* [Exercise directions]:
Retype each entry below exactly as it stands.

* [Records shown]:

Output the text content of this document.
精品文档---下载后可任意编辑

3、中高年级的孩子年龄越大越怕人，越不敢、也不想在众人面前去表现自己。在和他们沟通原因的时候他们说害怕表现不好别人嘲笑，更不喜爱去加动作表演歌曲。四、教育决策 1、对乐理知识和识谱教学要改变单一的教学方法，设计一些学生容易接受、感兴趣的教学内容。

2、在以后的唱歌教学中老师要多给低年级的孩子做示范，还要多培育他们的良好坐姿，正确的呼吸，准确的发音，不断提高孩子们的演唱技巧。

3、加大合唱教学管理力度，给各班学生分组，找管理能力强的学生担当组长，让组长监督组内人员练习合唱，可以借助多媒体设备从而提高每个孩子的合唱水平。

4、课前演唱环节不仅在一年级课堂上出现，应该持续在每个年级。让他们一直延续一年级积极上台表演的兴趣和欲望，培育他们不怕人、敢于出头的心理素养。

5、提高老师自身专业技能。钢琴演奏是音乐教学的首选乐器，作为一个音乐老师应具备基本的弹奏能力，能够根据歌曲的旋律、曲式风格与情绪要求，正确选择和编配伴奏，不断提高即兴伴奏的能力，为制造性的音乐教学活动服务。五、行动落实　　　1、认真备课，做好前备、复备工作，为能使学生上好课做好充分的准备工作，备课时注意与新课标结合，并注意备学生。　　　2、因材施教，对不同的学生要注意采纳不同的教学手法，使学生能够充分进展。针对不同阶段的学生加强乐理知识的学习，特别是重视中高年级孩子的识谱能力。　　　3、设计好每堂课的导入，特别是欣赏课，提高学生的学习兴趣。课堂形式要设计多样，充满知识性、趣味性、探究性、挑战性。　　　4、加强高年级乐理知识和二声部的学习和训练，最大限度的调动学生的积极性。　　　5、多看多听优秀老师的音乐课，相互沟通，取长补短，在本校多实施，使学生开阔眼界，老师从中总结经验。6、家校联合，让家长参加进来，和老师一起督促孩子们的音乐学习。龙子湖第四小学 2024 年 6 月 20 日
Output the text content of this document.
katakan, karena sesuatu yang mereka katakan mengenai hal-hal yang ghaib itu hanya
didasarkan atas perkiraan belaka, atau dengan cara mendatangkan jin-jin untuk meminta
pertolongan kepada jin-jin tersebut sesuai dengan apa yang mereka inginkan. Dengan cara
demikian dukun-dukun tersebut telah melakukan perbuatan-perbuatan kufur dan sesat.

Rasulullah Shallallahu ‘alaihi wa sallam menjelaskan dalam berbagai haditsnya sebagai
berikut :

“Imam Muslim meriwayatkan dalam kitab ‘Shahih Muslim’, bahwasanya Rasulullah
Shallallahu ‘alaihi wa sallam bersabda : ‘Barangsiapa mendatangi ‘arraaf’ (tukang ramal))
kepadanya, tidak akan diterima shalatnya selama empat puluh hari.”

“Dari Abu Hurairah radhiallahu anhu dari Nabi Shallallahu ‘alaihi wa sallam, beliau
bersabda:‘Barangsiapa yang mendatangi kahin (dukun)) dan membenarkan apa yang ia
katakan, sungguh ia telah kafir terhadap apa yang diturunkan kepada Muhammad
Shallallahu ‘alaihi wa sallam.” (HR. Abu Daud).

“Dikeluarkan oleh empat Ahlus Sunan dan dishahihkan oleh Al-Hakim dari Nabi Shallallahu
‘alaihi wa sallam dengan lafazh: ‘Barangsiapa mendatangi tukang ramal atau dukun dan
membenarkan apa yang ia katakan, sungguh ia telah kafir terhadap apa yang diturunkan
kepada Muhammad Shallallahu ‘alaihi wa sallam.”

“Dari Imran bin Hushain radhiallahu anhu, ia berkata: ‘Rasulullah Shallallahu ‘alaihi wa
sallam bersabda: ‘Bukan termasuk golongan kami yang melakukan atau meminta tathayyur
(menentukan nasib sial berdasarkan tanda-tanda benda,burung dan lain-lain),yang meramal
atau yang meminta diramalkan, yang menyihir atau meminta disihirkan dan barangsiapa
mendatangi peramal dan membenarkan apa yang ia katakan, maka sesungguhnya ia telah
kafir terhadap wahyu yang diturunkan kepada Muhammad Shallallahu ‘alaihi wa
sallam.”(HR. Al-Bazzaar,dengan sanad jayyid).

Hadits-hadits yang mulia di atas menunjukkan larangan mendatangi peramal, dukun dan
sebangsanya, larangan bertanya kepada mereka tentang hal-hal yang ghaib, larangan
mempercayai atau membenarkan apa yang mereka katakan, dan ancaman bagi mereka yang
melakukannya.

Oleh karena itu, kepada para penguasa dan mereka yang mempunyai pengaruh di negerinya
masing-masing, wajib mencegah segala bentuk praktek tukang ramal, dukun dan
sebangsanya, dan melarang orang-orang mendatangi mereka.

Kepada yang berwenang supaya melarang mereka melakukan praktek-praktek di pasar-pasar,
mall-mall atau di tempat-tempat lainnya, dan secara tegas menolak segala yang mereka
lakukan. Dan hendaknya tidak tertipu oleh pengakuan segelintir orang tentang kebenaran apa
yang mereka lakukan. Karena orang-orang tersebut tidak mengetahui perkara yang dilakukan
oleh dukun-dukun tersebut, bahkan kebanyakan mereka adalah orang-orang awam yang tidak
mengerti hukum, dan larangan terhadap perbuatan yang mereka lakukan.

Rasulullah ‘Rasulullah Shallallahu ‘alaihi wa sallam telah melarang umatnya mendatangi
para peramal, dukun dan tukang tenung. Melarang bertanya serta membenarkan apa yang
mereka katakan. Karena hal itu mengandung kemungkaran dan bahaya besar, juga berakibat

* [Worked answer]:
Output the text content of this document.
精品文档---下载后可任意编辑

3、中高年级的孩子年龄越大越怕人，越不敢、也不想在众人面前去表现自己。在和他们沟通原因的时候他们说害怕表现不好别人嘲笑，更不喜爱去加动作表演歌曲。四、教育决策 1、对乐理知识和识谱教学要改变单一的教学方法，设计一些学生容易接受、感兴趣的教学内容。

2、在以后的唱歌教学中老师要多给低年级的孩子做示范，还要多培育他们的良好坐姿，正确的呼吸，准确的发音，不断提高孩子们的演唱技巧。

3、加大合唱教学管理力度，给各班学生分组，找管理能力强的学生担当组长，让组长监督组内人员练习合唱，可以借助多媒体设备从而提高每个孩子的合唱水平。

4、课前演唱环节不仅在一年级课堂上出现，应该持续在每个年级。让他们一直延续一年级积极上台表演的兴趣和欲望，培育他们不怕人、敢于出头的心理素养。

5、提高老师自身专业技能。钢琴演奏是音乐教学的首选乐器，作为一个音乐老师应具备基本的弹奏能力，能够根据歌曲的旋律、曲式风格与情绪要求，正确选择和编配伴奏，不断提高即兴伴奏的能力，为制造性的音乐教学活动服务。五、行动落实　　　1、认真备课，做好前备、复备工作，为能使学生上好课做好充分的准备工作，备课时注意与新课标结合，并注意备学生。　　　2、因材施教，对不同的学生要注意采纳不同的教学手法，使学生能够充分进展。针对不同阶段的学生加强乐理知识的学习，特别是重视中高年级孩子的识谱能力。　　　3、设计好每堂课的导入，特别是欣赏课，提高学生的学习兴趣。课堂形式要设计多样，充满知识性、趣味性、探究性、挑战性。　　　4、加强高年级乐理知识和二声部的学习和训练，最大限度的调动学生的积极性。　　　5、多看多听优秀老师的音乐课，相互沟通，取长补短，在本校多实施，使学生开阔眼界，老师从中总结经验。6、家校联合，让家长参加进来，和老师一起督促孩子们的音乐学习。龙子湖第四小学 2024 年 6 月 20 日
Output the text content of this document.
katakan, karena sesuatu yang mereka katakan mengenai hal-hal yang ghaib itu hanya
didasarkan atas perkiraan belaka, atau dengan cara mendatangkan jin-jin untuk meminta
pertolongan kepada jin-jin tersebut sesuai dengan apa yang mereka inginkan. Dengan cara
demikian dukun-dukun tersebut telah melakukan perbuatan-perbuatan kufur dan sesat.

Rasulullah Shallallahu ‘alaihi wa sallam menjelaskan dalam berbagai haditsnya sebagai
berikut :

“Imam Muslim meriwayatkan dalam kitab ‘Shahih Muslim’, bahwasanya Rasulullah
Shallallahu ‘alaihi wa sallam bersabda : ‘Barangsiapa mendatangi ‘arraaf’ (tukang ramal))
kepadanya, tidak akan diterima shalatnya selama empat puluh hari.”

“Dari Abu Hurairah radhiallahu anhu dari Nabi Shallallahu ‘alaihi wa sallam, beliau
bersabda:‘Barangsiapa yang mendatangi kahin (dukun)) dan membenarkan apa yang ia
katakan, sungguh ia telah kafir terhadap apa yang diturunkan kepada Muhammad
Shallallahu ‘alaihi wa sallam.” (HR. Abu Daud).

“Dikeluarkan oleh empat Ahlus Sunan dan dishahihkan oleh Al-Hakim dari Nabi Shallallahu
‘alaihi wa sallam dengan lafazh: ‘Barangsiapa mendatangi tukang ramal atau dukun dan
membenarkan apa yang ia katakan, sungguh ia telah kafir terhadap apa yang diturunkan
kepada Muhammad Shallallahu ‘alaihi wa sallam.”

“Dari Imran bin Hushain radhiallahu anhu, ia berkata: ‘Rasulullah Shallallahu ‘alaihi wa
sallam bersabda: ‘Bukan termasuk golongan kami yang melakukan atau meminta tathayyur
(menentukan nasib sial berdasarkan tanda-tanda benda,burung dan lain-lain),yang meramal
atau yang meminta diramalkan, yang menyihir atau meminta disihirkan dan barangsiapa
mendatangi peramal dan membenarkan apa yang ia katakan, maka sesungguhnya ia telah
kafir terhadap wahyu yang diturunkan kepada Muhammad Shallallahu ‘alaihi wa
sallam.”(HR. Al-Bazzaar,dengan sanad jayyid).

Hadits-hadits yang mulia di atas menunjukkan larangan mendatangi peramal, dukun dan
sebangsanya, larangan bertanya kepada mereka tentang hal-hal yang ghaib, larangan
mempercayai atau membenarkan apa yang mereka katakan, dan ancaman bagi mereka yang
melakukannya.

Oleh karena itu, kepada para penguasa dan mereka yang mempunyai pengaruh di negerinya
masing-masing, wajib mencegah segala bentuk praktek tukang ramal, dukun dan
sebangsanya, dan melarang orang-orang mendatangi mereka.

Kepada yang berwenang supaya melarang mereka melakukan praktek-praktek di pasar-pasar,
mall-mall atau di tempat-tempat lainnya, dan secara tegas menolak segala yang mereka
lakukan. Dan hendaknya tidak tertipu oleh pengakuan segelintir orang tentang kebenaran apa
yang mereka lakukan. Karena orang-orang tersebut tidak mengetahui perkara yang dilakukan
oleh dukun-dukun tersebut, bahkan kebanyakan mereka adalah orang-orang awam yang tidak
mengerti hukum, dan larangan terhadap perbuatan yang mereka lakukan.

Rasulullah ‘Rasulullah Shallallahu ‘alaihi wa sallam telah melarang umatnya mendatangi
para peramal, dukun dan tukang tenung. Melarang bertanya serta membenarkan apa yang
mereka katakan. Karena hal itu mengandung kemungkaran dan bahaya besar, juga berakibat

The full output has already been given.